- [GIVEN REQUEST]: Go through the data below. Pull out every line that has the word "ELODIE".

- [SUPPLIED ENTRIES]:
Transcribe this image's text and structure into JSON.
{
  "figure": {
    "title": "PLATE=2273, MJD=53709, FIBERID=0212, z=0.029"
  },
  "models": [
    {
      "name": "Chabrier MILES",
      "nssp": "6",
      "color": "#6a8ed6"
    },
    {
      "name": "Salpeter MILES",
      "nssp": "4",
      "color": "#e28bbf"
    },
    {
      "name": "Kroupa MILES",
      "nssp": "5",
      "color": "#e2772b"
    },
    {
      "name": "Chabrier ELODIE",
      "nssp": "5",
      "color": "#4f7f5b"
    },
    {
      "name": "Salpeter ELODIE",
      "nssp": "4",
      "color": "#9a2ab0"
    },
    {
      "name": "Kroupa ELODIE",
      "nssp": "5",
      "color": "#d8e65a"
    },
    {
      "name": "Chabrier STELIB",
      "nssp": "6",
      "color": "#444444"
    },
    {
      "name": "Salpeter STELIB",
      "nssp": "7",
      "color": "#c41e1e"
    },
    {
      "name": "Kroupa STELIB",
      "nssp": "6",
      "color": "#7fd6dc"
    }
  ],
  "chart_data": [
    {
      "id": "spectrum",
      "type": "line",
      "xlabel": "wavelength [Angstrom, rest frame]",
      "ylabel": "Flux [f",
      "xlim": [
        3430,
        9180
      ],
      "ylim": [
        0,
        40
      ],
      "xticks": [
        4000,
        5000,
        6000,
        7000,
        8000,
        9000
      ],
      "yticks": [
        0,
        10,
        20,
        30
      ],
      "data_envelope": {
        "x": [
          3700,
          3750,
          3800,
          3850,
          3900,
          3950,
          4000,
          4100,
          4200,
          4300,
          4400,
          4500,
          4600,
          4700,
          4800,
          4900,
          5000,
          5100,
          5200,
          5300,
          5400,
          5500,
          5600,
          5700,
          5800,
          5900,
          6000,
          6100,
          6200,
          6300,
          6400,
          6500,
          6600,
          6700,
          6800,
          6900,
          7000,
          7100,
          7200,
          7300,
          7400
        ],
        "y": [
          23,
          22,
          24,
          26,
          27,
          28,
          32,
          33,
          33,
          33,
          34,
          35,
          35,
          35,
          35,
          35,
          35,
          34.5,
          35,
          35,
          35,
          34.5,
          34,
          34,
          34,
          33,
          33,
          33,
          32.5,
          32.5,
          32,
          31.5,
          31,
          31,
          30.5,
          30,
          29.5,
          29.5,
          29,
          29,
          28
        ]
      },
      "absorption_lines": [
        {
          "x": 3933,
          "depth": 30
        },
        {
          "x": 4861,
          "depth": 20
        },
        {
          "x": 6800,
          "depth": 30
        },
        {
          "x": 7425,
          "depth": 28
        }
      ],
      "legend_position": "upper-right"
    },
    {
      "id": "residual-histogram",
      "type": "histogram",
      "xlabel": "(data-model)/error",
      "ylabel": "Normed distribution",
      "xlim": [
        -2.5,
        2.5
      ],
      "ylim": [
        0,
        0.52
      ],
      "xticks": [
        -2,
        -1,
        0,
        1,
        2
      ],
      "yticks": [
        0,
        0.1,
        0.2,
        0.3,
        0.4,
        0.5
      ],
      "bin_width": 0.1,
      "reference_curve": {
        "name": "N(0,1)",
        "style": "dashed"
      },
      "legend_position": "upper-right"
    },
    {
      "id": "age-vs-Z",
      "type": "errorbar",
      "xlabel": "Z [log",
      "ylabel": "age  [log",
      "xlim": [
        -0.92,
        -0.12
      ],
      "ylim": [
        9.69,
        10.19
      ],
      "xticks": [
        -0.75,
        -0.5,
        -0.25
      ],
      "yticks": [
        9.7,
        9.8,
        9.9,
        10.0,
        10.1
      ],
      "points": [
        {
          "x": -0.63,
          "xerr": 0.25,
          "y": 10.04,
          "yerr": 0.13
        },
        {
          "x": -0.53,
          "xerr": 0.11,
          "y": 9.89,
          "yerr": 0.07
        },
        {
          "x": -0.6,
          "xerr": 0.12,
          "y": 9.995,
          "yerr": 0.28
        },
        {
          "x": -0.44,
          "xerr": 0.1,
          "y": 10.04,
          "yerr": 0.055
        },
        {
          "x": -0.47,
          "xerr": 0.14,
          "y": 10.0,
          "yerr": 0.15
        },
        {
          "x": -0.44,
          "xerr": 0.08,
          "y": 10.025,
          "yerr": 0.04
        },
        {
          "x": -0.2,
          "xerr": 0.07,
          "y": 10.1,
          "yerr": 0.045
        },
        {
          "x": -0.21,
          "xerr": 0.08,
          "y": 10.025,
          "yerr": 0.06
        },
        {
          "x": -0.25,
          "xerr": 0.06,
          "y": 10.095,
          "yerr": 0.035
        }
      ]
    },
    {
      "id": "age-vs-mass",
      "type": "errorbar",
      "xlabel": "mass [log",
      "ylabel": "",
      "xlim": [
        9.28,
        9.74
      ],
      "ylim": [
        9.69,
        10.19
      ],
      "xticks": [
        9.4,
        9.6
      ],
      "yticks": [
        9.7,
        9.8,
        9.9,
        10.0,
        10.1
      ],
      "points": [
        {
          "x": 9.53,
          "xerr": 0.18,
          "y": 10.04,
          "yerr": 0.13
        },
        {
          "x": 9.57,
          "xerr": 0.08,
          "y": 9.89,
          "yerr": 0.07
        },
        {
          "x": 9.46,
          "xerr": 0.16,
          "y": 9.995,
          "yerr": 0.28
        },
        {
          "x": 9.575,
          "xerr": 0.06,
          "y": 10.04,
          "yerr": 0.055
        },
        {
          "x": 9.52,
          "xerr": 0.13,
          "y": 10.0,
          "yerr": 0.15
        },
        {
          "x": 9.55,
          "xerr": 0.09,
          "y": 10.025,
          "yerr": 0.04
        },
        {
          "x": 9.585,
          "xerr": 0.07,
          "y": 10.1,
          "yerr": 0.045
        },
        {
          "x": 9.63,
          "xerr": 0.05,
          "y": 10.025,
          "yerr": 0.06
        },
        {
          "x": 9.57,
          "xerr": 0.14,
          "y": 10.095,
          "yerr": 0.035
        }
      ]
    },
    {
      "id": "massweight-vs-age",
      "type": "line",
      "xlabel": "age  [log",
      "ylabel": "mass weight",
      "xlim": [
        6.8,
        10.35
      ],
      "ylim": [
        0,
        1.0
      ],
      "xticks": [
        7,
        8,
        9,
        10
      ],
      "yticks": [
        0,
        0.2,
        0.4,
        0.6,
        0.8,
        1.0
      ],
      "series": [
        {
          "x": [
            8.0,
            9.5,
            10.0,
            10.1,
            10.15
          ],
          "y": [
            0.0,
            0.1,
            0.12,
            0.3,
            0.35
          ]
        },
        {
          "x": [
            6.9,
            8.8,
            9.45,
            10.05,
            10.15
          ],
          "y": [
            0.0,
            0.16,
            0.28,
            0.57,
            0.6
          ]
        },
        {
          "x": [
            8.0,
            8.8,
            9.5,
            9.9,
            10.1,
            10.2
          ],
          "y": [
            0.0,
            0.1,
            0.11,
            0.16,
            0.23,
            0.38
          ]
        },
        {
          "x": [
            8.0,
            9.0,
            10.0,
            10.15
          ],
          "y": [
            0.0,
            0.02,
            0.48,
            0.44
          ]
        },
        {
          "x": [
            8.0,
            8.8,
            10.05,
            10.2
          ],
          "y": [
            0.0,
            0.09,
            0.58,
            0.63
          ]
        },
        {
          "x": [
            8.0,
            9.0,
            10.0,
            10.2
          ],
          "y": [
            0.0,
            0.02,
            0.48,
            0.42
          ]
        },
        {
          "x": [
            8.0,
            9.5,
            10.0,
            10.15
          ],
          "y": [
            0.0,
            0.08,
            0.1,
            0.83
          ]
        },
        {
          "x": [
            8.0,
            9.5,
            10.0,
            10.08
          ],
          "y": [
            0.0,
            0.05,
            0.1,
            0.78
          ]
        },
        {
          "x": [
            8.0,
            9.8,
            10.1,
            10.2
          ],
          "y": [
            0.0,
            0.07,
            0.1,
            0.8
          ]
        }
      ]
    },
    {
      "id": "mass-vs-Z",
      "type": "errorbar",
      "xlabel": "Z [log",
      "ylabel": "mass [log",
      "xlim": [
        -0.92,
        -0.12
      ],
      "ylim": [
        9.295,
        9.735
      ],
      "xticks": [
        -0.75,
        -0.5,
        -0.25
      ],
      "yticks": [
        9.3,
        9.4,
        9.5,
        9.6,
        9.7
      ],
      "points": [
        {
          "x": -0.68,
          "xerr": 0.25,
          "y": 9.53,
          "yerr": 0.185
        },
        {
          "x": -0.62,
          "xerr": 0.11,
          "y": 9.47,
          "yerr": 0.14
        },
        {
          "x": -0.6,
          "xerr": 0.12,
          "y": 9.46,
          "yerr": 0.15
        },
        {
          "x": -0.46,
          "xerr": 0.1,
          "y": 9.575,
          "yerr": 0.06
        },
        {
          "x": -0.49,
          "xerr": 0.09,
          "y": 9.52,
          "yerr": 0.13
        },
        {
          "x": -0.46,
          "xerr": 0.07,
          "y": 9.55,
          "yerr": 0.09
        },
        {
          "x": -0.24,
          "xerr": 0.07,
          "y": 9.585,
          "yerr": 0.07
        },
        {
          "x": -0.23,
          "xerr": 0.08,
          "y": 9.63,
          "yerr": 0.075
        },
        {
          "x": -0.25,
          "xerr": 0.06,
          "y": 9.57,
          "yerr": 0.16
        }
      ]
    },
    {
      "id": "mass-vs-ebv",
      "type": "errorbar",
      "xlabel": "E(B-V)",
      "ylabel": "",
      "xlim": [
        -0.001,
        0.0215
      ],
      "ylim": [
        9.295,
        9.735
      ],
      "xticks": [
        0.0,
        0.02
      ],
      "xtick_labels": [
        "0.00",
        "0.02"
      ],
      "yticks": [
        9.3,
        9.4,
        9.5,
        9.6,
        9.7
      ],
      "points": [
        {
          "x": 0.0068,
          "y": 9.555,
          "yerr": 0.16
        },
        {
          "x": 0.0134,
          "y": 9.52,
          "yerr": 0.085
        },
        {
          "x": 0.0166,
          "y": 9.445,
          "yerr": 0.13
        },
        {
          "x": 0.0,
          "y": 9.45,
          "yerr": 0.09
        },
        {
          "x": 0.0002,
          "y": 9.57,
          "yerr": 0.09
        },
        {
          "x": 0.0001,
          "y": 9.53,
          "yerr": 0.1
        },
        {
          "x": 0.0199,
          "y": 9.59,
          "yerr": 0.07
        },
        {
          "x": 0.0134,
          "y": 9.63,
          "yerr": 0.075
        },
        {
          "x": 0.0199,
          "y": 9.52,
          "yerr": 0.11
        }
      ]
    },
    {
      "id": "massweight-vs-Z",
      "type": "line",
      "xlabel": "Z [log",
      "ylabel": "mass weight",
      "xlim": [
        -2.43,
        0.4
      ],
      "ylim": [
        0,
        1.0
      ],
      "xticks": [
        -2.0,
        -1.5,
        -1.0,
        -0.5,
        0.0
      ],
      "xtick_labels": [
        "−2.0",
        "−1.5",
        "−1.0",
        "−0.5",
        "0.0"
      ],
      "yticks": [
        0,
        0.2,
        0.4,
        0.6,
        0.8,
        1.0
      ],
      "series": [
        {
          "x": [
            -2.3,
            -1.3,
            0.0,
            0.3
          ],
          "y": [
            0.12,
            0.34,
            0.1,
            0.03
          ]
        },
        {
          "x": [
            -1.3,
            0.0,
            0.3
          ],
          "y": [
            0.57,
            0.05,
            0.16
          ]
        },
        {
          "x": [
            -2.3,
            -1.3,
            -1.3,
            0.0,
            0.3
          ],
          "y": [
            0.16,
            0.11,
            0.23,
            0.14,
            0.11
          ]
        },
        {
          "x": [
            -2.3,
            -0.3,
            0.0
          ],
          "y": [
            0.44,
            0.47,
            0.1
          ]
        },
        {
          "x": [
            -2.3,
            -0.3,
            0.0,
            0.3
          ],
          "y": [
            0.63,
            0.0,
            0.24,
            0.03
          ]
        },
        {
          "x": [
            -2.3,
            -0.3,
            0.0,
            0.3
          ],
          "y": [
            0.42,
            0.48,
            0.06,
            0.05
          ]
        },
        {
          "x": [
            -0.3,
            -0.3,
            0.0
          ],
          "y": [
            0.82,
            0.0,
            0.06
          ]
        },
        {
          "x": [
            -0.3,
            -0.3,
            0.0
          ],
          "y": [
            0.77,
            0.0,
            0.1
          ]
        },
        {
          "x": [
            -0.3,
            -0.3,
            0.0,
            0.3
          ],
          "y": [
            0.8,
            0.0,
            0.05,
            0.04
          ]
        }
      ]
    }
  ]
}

- [CORRECT RESULT]:
      "name": "Chabrier ELODIE",
      "name": "Salpeter ELODIE",
      "name": "Kroupa ELODIE",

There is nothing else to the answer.